Give the listing again in full, exactly as written.

- _PROVIDED MATERIAL_:
════════════════════

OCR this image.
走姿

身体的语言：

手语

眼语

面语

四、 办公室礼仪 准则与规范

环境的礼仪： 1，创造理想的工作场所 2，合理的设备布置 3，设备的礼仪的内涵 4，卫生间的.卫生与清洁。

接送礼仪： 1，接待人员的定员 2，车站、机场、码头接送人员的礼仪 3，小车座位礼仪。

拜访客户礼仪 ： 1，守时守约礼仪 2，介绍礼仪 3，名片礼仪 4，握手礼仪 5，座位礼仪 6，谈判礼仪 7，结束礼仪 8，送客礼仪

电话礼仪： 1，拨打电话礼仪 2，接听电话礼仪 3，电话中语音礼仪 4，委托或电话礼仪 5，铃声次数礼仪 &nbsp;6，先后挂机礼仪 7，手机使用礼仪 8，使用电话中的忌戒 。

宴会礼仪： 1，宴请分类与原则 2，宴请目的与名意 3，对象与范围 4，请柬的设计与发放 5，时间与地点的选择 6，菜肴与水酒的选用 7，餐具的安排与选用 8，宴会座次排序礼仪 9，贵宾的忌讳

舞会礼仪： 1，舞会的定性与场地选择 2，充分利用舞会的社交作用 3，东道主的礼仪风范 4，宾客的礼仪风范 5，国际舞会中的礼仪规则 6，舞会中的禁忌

════════════════════

- _FINISHED EXERCISE_:
OCR this image.
走姿

身体的语言：

手语

眼语

面语

四、 办公室礼仪 准则与规范

环境的礼仪： 1，创造理想的工作场所 2，合理的设备布置 3，设备的礼仪的内涵 4，卫生间的.卫生与清洁。

接送礼仪： 1，接待人员的定员 2，车站、机场、码头接送人员的礼仪 3，小车座位礼仪。

拜访客户礼仪 ： 1，守时守约礼仪 2，介绍礼仪 3，名片礼仪 4，握手礼仪 5，座位礼仪 6，谈判礼仪 7，结束礼仪 8，送客礼仪

电话礼仪： 1，拨打电话礼仪 2，接听电话礼仪 3，电话中语音礼仪 4，委托或电话礼仪 5，铃声次数礼仪 &nbsp;6，先后挂机礼仪 7，手机使用礼仪 8，使用电话中的忌戒 。

宴会礼仪： 1，宴请分类与原则 2，宴请目的与名意 3，对象与范围 4，请柬的设计与发放 5，时间与地点的选择 6，菜肴与水酒的选用 7，餐具的安排与选用 8，宴会座次排序礼仪 9，贵宾的忌讳

舞会礼仪： 1，舞会的定性与场地选择 2，充分利用舞会的社交作用 3，东道主的礼仪风范 4，宾客的礼仪风范 5，国际舞会中的礼仪规则 6，舞会中的禁忌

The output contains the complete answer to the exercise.